WHAT IS NEEDED. Locate the word "this" in the material, then show every line that holds it.

(Source data)
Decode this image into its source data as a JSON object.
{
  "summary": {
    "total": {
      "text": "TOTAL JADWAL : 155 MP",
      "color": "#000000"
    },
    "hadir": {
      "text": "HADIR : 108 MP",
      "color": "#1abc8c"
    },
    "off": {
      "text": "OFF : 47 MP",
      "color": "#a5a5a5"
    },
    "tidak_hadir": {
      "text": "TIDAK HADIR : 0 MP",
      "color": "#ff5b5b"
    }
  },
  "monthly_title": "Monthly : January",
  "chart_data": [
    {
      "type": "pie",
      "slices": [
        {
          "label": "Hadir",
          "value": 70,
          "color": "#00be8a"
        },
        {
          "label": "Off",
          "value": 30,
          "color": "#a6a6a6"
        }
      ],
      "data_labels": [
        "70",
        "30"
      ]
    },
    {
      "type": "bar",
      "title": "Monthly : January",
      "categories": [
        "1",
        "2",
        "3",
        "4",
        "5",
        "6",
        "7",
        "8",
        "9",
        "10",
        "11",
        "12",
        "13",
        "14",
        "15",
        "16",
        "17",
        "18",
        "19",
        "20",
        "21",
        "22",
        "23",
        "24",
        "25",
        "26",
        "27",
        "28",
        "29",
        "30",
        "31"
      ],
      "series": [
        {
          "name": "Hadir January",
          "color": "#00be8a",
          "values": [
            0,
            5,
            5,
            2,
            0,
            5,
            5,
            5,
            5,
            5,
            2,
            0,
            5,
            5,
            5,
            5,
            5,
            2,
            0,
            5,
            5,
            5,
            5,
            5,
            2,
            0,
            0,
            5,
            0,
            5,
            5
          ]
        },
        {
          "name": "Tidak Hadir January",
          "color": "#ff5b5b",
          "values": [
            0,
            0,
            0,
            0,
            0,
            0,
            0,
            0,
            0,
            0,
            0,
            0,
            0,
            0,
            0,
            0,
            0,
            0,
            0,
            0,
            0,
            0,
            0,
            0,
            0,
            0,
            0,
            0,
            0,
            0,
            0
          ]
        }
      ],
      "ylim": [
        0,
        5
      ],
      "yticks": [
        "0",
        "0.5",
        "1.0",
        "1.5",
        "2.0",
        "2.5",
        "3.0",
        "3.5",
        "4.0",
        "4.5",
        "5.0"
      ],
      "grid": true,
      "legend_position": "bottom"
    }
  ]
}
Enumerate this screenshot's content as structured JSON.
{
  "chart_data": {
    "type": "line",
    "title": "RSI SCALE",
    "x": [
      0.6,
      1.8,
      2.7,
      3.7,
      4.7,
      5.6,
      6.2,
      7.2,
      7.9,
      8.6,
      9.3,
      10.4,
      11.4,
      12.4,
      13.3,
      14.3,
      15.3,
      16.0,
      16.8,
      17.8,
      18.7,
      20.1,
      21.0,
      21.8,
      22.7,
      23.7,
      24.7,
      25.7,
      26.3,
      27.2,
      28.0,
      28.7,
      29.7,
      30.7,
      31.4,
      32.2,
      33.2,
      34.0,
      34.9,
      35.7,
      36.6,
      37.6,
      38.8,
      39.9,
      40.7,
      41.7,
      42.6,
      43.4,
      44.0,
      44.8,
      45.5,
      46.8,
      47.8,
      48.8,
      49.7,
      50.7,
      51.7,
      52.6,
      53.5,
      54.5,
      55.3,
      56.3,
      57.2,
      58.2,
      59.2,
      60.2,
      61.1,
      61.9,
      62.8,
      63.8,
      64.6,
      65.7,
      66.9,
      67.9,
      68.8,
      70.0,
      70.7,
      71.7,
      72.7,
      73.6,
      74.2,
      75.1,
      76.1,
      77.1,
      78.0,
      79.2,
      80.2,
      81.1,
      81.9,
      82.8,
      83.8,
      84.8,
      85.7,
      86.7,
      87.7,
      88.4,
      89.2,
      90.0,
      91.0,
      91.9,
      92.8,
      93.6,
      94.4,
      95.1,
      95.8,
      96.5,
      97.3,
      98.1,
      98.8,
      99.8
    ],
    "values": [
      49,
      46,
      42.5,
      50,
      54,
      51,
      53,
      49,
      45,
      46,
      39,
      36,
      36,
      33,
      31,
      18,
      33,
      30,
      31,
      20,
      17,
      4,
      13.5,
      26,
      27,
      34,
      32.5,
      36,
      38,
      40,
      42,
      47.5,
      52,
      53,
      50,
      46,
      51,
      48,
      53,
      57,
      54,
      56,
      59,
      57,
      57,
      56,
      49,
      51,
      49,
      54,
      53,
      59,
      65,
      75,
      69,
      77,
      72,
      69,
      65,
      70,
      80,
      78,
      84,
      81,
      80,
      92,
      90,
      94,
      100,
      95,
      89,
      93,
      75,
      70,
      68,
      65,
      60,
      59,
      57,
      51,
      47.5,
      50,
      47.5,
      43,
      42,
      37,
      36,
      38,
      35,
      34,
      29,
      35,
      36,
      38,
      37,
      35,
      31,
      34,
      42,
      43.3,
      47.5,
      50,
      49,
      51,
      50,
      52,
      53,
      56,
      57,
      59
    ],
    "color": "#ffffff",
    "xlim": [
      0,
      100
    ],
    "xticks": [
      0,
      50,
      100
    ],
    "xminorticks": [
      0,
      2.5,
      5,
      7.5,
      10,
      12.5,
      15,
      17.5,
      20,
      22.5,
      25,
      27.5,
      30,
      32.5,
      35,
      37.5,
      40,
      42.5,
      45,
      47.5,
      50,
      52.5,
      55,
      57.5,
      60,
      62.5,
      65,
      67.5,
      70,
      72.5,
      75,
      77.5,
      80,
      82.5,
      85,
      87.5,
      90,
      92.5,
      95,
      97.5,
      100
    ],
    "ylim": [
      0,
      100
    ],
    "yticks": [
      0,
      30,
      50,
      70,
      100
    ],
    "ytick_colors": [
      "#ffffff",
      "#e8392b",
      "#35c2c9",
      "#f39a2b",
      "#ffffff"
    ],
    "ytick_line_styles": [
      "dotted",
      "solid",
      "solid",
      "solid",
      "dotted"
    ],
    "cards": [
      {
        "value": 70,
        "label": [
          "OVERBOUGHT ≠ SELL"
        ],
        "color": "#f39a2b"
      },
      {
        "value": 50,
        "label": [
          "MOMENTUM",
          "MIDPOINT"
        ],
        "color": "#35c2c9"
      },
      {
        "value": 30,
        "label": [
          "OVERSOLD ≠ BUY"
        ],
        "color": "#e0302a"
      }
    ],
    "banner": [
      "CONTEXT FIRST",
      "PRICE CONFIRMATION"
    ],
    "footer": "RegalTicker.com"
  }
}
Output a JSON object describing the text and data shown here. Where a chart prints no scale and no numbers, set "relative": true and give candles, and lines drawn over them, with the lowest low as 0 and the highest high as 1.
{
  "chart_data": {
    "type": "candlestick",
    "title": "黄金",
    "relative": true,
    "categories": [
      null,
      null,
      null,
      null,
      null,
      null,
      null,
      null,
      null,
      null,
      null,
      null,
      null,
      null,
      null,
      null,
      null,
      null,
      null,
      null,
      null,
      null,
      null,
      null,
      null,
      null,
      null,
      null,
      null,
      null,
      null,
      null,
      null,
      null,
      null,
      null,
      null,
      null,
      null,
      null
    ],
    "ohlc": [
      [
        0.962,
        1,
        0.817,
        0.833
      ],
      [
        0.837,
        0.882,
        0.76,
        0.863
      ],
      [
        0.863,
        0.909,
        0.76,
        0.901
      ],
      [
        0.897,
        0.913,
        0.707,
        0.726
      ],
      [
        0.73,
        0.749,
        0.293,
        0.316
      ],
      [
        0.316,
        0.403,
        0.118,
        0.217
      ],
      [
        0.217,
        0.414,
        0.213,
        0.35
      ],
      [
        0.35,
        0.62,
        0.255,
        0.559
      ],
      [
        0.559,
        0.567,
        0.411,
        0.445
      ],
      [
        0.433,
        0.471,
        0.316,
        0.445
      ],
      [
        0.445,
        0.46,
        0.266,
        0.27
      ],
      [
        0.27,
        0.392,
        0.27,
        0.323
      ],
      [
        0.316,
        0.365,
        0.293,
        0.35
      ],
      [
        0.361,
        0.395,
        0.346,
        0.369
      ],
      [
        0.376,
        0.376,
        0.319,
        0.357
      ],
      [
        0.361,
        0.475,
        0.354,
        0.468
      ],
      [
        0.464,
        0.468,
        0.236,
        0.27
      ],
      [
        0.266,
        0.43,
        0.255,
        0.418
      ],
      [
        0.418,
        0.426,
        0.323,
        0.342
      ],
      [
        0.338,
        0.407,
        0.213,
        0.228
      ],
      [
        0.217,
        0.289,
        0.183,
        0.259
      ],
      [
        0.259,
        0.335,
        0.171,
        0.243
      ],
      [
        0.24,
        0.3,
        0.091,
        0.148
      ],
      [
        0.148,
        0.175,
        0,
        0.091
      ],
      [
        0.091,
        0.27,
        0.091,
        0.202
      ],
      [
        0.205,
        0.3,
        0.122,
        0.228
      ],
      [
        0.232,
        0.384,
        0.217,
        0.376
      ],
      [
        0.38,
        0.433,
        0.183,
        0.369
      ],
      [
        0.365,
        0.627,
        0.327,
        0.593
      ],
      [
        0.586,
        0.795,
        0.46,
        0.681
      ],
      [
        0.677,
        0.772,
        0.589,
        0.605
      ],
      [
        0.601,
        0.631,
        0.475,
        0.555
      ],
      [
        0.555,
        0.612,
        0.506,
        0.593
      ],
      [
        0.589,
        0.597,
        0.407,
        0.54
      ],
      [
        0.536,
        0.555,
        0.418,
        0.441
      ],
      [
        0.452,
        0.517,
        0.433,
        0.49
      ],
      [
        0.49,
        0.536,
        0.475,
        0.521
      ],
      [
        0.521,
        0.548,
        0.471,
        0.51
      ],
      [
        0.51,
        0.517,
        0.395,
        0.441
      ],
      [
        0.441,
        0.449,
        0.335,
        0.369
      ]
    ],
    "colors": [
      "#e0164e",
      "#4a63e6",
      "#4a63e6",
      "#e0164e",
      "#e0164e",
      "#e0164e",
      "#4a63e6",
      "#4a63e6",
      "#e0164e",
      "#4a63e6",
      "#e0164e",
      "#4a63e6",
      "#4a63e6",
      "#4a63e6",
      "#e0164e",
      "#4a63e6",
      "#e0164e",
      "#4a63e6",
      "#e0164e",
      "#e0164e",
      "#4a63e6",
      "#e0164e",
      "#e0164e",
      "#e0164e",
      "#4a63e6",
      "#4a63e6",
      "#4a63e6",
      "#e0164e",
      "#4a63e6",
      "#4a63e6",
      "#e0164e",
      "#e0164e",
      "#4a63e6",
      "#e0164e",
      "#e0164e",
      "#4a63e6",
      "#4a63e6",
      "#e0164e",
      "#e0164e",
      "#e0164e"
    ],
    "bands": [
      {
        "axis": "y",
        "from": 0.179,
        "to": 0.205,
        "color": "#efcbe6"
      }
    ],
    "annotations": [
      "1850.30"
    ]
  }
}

EXERCISE ANSWER.
Decode this image into its source data as a JSON object.
Enumerate this screenshot's content as structured JSON.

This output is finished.